• [EXERCISE PROMPT] Select the lines that hold the word "label" and copy each one.

• [ITEMS]
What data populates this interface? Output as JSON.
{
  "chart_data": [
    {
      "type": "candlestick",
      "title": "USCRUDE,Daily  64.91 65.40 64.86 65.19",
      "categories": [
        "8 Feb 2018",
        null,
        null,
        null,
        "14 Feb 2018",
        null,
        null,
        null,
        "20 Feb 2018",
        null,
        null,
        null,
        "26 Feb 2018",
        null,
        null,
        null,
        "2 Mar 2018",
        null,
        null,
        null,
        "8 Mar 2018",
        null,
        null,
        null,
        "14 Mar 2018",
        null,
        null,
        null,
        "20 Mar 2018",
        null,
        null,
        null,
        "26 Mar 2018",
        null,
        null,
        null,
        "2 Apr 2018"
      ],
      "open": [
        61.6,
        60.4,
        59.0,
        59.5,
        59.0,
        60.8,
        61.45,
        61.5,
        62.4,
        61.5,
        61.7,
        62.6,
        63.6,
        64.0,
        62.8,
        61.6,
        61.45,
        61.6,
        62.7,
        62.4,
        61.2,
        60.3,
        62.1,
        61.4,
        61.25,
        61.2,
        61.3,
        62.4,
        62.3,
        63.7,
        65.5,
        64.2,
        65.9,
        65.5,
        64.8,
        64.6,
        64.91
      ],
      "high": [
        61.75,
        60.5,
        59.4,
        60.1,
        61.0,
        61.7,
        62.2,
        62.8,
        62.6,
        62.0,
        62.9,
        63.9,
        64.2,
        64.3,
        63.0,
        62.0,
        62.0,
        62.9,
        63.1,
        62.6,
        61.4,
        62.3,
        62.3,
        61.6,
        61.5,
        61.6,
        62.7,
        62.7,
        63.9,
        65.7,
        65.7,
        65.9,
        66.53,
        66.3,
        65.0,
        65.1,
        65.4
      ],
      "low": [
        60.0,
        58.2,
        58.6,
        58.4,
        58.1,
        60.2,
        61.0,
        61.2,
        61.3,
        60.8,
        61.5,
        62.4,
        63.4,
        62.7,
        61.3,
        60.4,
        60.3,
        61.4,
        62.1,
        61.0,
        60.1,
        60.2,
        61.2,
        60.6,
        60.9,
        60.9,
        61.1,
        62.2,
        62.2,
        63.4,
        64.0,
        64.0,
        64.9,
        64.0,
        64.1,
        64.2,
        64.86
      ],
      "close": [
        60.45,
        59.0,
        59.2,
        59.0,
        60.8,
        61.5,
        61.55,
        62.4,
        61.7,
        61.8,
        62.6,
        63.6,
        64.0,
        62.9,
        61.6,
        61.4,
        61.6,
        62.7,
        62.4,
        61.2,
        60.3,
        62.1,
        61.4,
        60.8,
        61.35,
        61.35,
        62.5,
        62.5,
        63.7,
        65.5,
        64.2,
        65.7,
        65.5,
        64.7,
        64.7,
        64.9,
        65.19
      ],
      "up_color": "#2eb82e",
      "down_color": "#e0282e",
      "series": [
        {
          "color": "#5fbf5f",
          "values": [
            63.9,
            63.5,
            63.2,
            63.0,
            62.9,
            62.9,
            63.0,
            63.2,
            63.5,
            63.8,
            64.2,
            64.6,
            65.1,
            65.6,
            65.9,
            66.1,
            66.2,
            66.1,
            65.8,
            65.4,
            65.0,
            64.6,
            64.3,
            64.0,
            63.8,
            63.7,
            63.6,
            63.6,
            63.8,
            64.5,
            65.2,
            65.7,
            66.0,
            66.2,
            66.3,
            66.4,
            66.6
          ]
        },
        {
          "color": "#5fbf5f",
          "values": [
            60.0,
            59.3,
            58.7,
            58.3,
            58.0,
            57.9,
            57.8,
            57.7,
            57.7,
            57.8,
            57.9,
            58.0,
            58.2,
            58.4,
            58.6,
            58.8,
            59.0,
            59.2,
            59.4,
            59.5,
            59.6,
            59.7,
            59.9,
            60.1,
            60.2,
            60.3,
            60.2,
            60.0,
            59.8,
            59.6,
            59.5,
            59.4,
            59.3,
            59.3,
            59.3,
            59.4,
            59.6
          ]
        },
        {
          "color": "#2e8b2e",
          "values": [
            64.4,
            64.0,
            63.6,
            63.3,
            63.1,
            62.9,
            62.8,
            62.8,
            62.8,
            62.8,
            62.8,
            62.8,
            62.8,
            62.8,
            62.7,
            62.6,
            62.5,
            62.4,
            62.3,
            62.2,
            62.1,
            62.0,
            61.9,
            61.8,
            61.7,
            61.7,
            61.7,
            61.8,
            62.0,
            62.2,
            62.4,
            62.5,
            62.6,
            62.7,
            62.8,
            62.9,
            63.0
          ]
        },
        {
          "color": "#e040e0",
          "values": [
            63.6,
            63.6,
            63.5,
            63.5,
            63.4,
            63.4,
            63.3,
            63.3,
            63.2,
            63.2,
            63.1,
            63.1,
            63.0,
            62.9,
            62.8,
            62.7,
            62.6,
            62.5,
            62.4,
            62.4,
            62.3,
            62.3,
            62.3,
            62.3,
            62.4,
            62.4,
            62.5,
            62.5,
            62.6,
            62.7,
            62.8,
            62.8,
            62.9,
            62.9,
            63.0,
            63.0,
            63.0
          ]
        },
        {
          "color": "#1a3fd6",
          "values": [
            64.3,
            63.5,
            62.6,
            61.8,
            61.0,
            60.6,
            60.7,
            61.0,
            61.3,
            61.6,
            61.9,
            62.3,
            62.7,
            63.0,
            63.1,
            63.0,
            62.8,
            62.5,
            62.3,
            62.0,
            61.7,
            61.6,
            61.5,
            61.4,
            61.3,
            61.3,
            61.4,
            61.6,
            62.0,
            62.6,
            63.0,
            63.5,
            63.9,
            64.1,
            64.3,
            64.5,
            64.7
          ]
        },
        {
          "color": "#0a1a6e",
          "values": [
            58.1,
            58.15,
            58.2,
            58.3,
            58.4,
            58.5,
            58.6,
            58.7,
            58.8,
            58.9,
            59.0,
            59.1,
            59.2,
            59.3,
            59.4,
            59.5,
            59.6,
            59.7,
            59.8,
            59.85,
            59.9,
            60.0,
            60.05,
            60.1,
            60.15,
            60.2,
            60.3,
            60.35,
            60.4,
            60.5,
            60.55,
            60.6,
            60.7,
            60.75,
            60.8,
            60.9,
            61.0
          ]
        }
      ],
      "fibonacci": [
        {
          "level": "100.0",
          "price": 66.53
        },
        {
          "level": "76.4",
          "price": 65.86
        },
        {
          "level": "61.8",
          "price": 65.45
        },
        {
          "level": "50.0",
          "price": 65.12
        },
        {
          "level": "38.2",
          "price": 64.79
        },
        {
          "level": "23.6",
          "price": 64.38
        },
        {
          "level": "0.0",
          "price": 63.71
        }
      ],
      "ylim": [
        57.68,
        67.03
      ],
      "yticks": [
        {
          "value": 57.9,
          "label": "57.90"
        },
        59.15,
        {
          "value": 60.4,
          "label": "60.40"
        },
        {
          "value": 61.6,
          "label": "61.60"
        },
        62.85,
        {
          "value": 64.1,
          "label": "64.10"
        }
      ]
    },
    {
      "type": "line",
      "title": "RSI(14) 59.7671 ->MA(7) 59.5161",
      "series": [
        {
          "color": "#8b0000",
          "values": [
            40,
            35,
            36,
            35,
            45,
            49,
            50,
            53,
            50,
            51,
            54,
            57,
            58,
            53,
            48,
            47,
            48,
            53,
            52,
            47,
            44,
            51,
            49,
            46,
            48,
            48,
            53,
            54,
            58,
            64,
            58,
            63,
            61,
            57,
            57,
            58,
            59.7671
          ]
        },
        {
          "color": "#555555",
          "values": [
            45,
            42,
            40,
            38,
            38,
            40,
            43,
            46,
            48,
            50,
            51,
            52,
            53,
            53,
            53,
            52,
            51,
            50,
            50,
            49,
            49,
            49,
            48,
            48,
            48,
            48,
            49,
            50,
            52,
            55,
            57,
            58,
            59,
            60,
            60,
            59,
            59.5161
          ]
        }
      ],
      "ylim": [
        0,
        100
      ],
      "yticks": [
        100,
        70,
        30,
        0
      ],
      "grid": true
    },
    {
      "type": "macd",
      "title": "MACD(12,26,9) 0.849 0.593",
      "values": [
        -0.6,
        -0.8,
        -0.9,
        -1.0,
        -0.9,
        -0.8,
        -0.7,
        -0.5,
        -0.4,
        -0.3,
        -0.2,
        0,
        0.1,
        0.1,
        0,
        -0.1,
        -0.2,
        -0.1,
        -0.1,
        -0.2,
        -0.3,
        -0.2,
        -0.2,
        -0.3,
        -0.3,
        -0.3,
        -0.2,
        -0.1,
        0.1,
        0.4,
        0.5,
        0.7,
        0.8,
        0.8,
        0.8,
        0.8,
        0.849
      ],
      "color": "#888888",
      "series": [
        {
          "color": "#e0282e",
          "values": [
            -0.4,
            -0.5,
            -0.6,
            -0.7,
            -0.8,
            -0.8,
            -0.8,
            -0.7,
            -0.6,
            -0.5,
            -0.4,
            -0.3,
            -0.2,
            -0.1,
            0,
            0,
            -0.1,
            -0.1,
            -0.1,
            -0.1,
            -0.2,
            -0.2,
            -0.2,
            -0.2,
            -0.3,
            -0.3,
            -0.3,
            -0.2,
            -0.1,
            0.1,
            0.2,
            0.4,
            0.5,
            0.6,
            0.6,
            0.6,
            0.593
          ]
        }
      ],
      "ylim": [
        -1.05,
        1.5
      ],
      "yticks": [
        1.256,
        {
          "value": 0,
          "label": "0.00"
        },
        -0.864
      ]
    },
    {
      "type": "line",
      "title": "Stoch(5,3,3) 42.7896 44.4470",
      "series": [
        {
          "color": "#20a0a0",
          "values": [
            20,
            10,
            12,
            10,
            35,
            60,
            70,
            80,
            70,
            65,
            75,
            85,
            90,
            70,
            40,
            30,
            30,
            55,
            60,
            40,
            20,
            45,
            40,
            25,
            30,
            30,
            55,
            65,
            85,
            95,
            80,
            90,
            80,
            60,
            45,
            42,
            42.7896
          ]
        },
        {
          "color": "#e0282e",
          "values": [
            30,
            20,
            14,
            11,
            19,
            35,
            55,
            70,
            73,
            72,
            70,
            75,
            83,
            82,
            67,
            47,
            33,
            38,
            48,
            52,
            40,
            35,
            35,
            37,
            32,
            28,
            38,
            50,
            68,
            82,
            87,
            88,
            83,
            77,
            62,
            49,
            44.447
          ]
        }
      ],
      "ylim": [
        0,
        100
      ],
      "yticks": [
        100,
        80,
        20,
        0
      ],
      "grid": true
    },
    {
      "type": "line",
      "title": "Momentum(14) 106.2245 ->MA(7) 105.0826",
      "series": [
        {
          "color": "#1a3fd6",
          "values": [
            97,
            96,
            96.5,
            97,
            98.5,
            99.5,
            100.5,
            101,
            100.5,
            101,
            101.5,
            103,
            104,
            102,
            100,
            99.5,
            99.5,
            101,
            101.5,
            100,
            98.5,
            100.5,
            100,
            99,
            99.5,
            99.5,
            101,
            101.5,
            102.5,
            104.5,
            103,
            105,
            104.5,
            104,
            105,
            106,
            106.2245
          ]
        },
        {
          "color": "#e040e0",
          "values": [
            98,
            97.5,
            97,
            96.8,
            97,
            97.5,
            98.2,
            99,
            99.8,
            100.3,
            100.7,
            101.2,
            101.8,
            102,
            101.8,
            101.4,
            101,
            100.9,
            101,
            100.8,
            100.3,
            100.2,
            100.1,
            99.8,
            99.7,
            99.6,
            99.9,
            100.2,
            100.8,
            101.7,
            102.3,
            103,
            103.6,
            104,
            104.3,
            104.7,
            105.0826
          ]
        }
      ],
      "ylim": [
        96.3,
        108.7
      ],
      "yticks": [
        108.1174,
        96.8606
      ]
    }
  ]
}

• [THE RESPONSE]
          "label": "57.90"
          "label": "60.40"
          "label": "61.60"
          "label": "64.10"
          "label": "0.00"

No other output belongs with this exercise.